• [AIM OF THE TASK] Can you reproduce, word for word, the passage of the article on Google and named entities that begins at the words "Google has explored" and stops after "smarter search results?"?

Google on Using a Knowledge Base of Articles to Make Searches Smarter

When a search at a search engine includes a person’s name, or the name of a particular place, or a book, or a band, or an album, there might be some confusion as to which person (or place or thing) is being searched for.

Danny Sullivan, Race Car Driver

Case in point, there’s a well known race car driver by the name of Danny Sullivan. There’s also a well known journalist who writes about the search industry by the name of Danny Sullivan.

Danny Sullivan, Journalist and Technologist

If I were to perform a search on Google for “Danny Sullivan,” might it make sense for the search engine to group results based upon the different Danny Sullivan’s that it finds, and serve me relevant results for both within the top ten search results?

Google has explored ways of handling what it calls “named entities” where there might be more than one specific person, or place, or thing that shares a name, and “disambiguating” (exploring the different senses or meanings behind) those named entities so that it is possible to distinguish between them easily.

A recent paper, Using Encyclopedic Knowledge for Named Entity Disambiguation (pdf), written by Razvan Bunescu and Marius Pasca of Google, explores how a knowledge base of articles, like the pages of the Wikipedia could possibly be used to identify different named entities.

So, in Wikipedia, there is an entry for the driver Danny Sullivan, and another for Danny Sullivan (technologist). Could Google use the fact that there are two different Danny Sullivan’s listed in a knowledge base like Wikipedia to provide smarter search results?

It’s not surprising that other search engines are exploring the same area. I wrote back in March about Microsoft’s exploration of a similar topic in Can Web Search Use Wikipedia to Understand References to Names?

A patent application on this subject from Google, naming the authors of the Google paper as inventors, was published at the end of last week.

• [GIVEN INFORMATION]
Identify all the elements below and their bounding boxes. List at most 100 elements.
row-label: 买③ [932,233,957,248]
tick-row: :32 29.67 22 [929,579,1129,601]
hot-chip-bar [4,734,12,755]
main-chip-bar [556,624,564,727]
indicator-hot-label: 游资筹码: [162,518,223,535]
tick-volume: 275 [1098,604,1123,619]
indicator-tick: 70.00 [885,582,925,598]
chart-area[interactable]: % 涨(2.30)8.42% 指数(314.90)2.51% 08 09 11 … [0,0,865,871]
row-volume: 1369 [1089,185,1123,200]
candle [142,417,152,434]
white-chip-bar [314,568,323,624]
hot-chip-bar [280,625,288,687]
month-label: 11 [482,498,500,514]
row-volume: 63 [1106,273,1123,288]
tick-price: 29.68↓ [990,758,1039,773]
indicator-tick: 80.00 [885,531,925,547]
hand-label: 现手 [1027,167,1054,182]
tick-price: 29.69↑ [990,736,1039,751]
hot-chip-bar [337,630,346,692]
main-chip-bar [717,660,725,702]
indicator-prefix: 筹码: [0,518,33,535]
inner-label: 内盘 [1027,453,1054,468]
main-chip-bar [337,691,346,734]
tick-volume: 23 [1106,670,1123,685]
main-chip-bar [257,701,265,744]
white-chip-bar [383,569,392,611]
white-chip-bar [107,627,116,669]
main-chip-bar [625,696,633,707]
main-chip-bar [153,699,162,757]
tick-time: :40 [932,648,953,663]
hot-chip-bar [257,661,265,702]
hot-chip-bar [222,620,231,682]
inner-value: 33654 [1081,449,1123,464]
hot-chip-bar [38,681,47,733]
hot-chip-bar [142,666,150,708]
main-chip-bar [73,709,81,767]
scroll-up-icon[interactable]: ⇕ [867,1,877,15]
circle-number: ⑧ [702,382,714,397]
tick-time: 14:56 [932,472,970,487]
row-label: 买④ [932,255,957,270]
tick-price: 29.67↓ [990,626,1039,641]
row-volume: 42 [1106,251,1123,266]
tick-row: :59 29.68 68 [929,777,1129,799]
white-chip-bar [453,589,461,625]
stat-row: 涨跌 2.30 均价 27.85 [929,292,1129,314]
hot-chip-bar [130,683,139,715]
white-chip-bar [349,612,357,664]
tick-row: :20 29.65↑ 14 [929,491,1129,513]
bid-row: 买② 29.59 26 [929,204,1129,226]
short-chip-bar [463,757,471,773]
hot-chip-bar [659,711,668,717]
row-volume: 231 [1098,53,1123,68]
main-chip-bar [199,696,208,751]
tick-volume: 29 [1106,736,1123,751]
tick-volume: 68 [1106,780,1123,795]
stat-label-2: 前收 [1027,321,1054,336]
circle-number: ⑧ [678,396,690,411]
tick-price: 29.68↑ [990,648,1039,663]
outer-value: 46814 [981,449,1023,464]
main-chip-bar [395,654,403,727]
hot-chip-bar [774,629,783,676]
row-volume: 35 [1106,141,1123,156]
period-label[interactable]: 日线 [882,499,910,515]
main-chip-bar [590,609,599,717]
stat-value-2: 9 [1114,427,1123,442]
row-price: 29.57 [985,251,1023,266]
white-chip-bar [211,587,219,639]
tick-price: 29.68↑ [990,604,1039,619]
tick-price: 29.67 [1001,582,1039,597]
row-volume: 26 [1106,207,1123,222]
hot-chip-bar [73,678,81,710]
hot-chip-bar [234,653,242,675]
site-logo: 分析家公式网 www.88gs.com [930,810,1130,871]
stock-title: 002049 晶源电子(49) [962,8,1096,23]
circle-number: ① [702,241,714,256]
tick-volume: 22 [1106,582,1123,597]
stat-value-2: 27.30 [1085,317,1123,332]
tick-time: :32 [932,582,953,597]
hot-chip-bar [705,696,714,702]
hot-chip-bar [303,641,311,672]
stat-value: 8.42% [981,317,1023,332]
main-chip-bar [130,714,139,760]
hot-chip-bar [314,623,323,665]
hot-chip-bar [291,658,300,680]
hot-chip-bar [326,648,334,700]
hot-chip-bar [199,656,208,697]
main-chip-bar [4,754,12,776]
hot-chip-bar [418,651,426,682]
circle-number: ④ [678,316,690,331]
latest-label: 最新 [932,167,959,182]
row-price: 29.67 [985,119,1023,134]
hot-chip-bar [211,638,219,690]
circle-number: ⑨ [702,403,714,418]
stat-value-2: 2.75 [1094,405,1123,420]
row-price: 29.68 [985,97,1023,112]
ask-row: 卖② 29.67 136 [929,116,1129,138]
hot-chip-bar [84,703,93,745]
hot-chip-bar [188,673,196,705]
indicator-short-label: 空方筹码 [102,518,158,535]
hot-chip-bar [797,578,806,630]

...

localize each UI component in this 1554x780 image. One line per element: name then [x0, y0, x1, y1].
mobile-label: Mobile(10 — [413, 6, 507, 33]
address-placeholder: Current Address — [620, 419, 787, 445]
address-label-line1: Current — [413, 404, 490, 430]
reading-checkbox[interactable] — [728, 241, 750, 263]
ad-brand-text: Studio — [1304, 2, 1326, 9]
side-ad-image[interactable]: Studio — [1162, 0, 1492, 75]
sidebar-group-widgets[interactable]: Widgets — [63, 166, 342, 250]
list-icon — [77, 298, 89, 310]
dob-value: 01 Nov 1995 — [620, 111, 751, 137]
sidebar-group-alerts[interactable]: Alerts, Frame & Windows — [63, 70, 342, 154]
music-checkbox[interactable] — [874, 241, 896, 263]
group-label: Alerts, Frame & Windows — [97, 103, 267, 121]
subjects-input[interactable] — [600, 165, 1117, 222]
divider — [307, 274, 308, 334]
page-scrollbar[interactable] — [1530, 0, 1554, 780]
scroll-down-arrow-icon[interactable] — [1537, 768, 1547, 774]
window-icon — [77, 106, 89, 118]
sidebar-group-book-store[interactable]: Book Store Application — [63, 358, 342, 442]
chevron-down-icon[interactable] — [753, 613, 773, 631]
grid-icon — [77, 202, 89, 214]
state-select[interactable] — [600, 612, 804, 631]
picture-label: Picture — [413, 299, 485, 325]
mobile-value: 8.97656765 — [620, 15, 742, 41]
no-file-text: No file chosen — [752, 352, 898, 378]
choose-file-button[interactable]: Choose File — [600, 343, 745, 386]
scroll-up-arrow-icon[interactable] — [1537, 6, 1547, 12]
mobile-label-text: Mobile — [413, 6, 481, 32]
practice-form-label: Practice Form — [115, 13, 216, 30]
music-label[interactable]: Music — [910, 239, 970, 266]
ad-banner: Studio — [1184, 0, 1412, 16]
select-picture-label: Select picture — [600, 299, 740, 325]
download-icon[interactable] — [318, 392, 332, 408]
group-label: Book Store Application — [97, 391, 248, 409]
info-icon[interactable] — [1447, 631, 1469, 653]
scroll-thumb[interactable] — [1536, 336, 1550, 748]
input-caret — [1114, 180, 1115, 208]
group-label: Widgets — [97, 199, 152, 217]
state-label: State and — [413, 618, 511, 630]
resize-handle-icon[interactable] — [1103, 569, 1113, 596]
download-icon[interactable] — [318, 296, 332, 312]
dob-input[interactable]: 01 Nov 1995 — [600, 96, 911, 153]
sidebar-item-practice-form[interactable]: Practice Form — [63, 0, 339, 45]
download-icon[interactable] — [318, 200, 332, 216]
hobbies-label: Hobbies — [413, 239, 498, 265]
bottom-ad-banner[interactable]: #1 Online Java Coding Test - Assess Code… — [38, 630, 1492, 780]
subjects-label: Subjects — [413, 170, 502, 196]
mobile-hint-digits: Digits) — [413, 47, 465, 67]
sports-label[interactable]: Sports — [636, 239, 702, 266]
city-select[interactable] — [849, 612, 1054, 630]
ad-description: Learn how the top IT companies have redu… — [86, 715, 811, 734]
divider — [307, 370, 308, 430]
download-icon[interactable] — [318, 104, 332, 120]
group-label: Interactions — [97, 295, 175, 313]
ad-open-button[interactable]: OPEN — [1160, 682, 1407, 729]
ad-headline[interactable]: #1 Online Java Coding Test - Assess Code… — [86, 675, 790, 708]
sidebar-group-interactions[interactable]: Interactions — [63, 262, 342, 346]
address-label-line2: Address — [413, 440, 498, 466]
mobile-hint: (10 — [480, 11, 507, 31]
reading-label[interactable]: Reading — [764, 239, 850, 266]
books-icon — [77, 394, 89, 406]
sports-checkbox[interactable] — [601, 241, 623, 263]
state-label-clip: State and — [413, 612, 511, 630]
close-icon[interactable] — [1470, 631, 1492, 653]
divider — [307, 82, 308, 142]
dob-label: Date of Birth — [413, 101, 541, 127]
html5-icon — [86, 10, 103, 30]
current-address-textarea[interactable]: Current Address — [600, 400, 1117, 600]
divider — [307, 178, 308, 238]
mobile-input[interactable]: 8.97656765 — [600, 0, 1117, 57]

• [OUTPUT FOR THIS TASK]
Google has explored ways of handling what it calls “named entities” where there might be more than one specific person, or place, or thing that shares a name, and “disambiguating” (exploring the different senses or meanings behind) those named entities so that it is possible to distinguish between them easily.

A recent paper, Using Encyclopedic Knowledge for Named Entity Disambiguation (pdf), written by Razvan Bunescu and Marius Pasca of Google, explores how a knowledge base of articles, like the pages of the Wikipedia could possibly be used to identify different named entities.

So, in Wikipedia, there is an entry for the driver Danny Sullivan, and another for Danny Sullivan (technologist). Could Google use the fact that there are two different Danny Sullivan’s listed in a knowledge base like Wikipedia to provide smarter search results?